Check each line of the records below and collect those that include the word "Docking".

(Dataset entries on figures)
>>

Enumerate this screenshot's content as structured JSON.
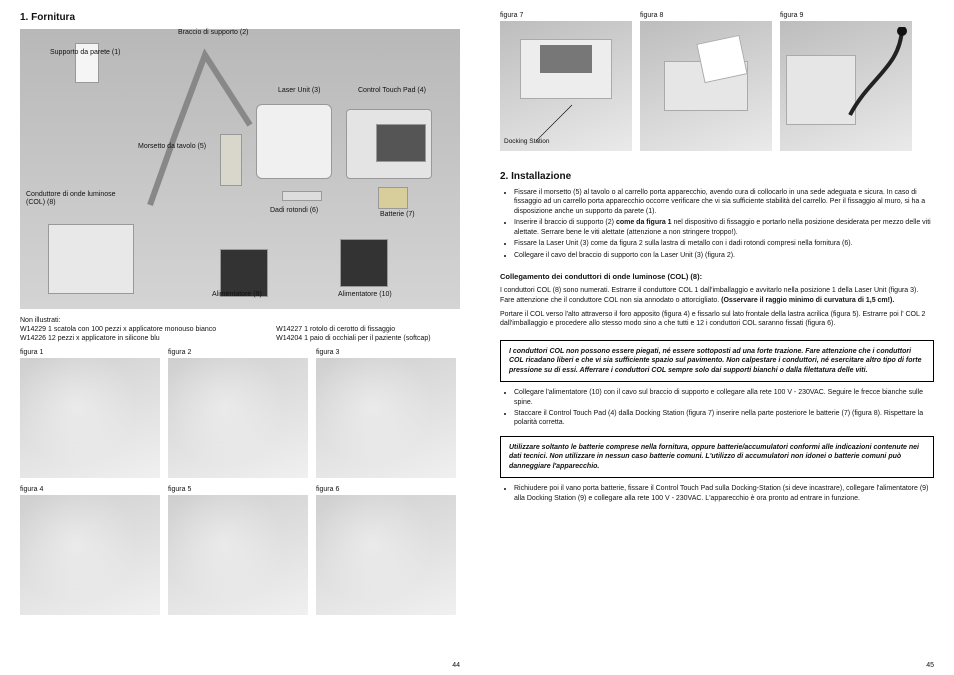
{
  "left": {
    "heading": "1.  Fornitura",
    "labels": {
      "supporto_parete": "Supporto da parete (1)",
      "braccio": "Braccio di supporto (2)",
      "laser": "Laser Unit (3)",
      "touchpad": "Control Touch Pad (4)",
      "morsetto": "Morsetto da tavolo (5)",
      "batterie": "Batterie (7)",
      "col8": "Conduttore di onde\nluminose (COL) (8)",
      "dadi": "Dadi rotondi (6)",
      "alim9": "Alimentatore (9)",
      "alim10": "Alimentatore (10)"
    },
    "not_illus_title": "Non illustrati:",
    "not_illus": {
      "l1": "W14229  1 scatola con 100 pezzi x applicatore monouso bianco",
      "l2": "W14226  12 pezzi x applicatore in silicone blu",
      "r1": "W14227  1 rotolo di cerotto di fissaggio",
      "r2": "W14204  1 paio di occhiali per il paziente (softcap)"
    },
    "figs": {
      "f1": "figura  1",
      "f2": "figura  2",
      "f3": "figura  3",
      "f4": "figura  4",
      "f5": "figura  5",
      "f6": "figura  6"
    },
    "pagenum": "44"
  },
  "right": {
    "top_figs": {
      "f7": "figura  7",
      "f8": "figura  8",
      "f9": "figura  9",
      "dock": "Docking Station"
    },
    "heading": "2.  Installazione",
    "bullets1": [
      "Fissare il morsetto (5) al tavolo o al carrello porta apparecchio, avendo cura di collocarlo in una sede adeguata e sicura.  In caso di fissaggio ad un carrello porta apparecchio occorre verificare che vi sia sufficiente stabilità del carrello. Per il fissaggio al muro, si ha a disposizione anche un supporto da parete (1).",
      "Inserire il braccio di supporto (2) <b>come da figura 1</b> nel dispositivo di fissaggio e portarlo nella posizione desiderata per mezzo delle viti alettate. Serrare bene le viti alettate (attenzione a non stringere troppo!).",
      "Fissare la Laser Unit  (3) come da figura 2 sulla lastra di metallo con i dadi rotondi compresi nella fornitura (6).",
      "Collegare il cavo del braccio di supporto con la Laser Unit (3) (figura 2)."
    ],
    "sub_h": "Collegamento dei conduttori di onde luminose (COL) (8):",
    "p1": "I conduttori COL (8) sono numerati. Estrarre il conduttore COL 1 dall'imballaggio e avvitarlo nella posizione 1 della Laser Unit (figura 3). Fare attenzione che il conduttore COL non sia annodato o attorcigliato. <b>(Osservare il raggio minimo di curvatura di 1,5 cm!).</b>",
    "p2": "Portare il COL verso l'alto attraverso il foro apposito (figura 4) e fissarlo sul lato frontale della lastra acrilica (figura 5). Estrarre poi l' COL 2  dall'imballaggio e procedere allo stesso modo sino a che tutti e 12 i conduttori COL saranno fissati (figura 6).",
    "warn1": "I conduttori COL non possono essere piegati, né essere sottoposti ad una forte trazione. Fare attenzione che i conduttori COL ricadano liberi e che vi sia sufficiente spazio sul pavimento. Non calpestare i conduttori, né esercitare altro tipo di forte pressione su di essi.\nAfferrare i conduttori COL sempre solo dai supporti bianchi o dalla filettatura delle viti.",
    "bullets2": [
      "Collegare l'alimentatore (10) con il cavo sul braccio di supporto e collegare alla rete 100 V - 230VAC. Seguire le frecce bianche sulle spine.",
      "Staccare il Control Touch Pad (4) dalla Docking Station (figura 7) inserire nella parte posteriore le batterie (7) (figura 8). Rispettare la polarità corretta."
    ],
    "warn2": "Utilizzare soltanto le batterie comprese nella fornitura, oppure batterie/accumulatori conformi alle indicazioni contenute nei dati tecnici. Non utilizzare in nessun caso batterie comuni.\nL'utilizzo di accumulatori non idonei o batterie comuni può danneggiare l'apparecchio.",
    "bullets3": [
      "Richiudere poi il vano porta batterie, fissare il Control Touch Pad sulla Docking-Station (si deve incastrare), collegare l'alimentatore (9) alla Docking Station (9) e collegare alla rete 100 V - 230VAC. L'apparecchio è ora pronto ad entrare in funzione."
    ],
    "pagenum": "45"
  },
  "colors": {
    "bg": "#ffffff",
    "photo_bg": "#c6c6c6",
    "text": "#111111"
  }
}
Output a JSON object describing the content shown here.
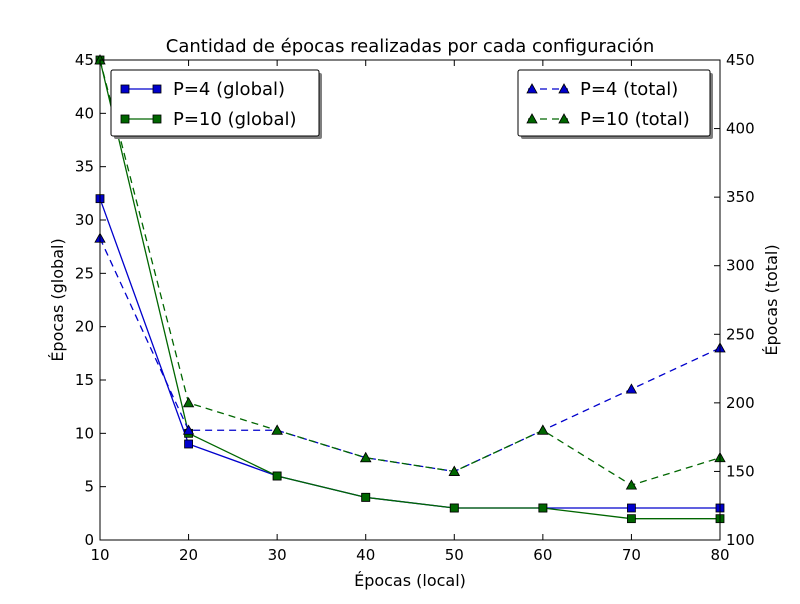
{
  "chart_data": {
    "type": "line",
    "title": "Cantidad de épocas realizadas por cada configuración",
    "xlabel": "Épocas (local)",
    "ylabel_left": "Épocas (global)",
    "ylabel_right": "Épocas (total)",
    "x": [
      10,
      20,
      30,
      40,
      50,
      60,
      70,
      80
    ],
    "xlim": [
      10,
      80
    ],
    "ylim_left": [
      0,
      45
    ],
    "ylim_right": [
      100,
      450
    ],
    "xticks": [
      "10",
      "20",
      "30",
      "40",
      "50",
      "60",
      "70",
      "80"
    ],
    "yticks_left": [
      "0",
      "5",
      "10",
      "15",
      "20",
      "25",
      "30",
      "35",
      "40",
      "45"
    ],
    "yticks_right": [
      "100",
      "150",
      "200",
      "250",
      "300",
      "350",
      "400",
      "450"
    ],
    "grid": false,
    "series": [
      {
        "name": "P=4 (global)",
        "axis": "left",
        "color": "#0000cc",
        "marker": "square",
        "dashed": false,
        "values": [
          32,
          9,
          6,
          4,
          3,
          3,
          3,
          3
        ]
      },
      {
        "name": "P=10 (global)",
        "axis": "left",
        "color": "#006600",
        "marker": "square",
        "dashed": false,
        "values": [
          45,
          10,
          6,
          4,
          3,
          3,
          2,
          2
        ]
      },
      {
        "name": "P=4 (total)",
        "axis": "right",
        "color": "#0000cc",
        "marker": "triangle",
        "dashed": true,
        "values": [
          320,
          180,
          180,
          160,
          150,
          180,
          210,
          240
        ]
      },
      {
        "name": "P=10 (total)",
        "axis": "right",
        "color": "#006600",
        "marker": "triangle",
        "dashed": true,
        "values": [
          450,
          200,
          180,
          160,
          150,
          180,
          140,
          160
        ]
      }
    ],
    "legend_left_placement": "top-left",
    "legend_right_placement": "top-right"
  }
}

<<

ANSWER FOR THE TASK
      "dock": "Docking Station"
      "Staccare il Control Touch Pad (4) dalla Docking Station (figura 7) inserire nella parte posteriore le batterie (7) (figura 8). Rispettare la polarità corretta."
      "Richiudere poi il vano porta batterie, fissare il Control Touch Pad sulla Docking-Station (si deve incastrare), collegare l'alimentatore (9) alla Docking Station (9) e collegare alla rete 100 V - 230VAC. L'apparecchio è ora pronto ad entrare in funzione."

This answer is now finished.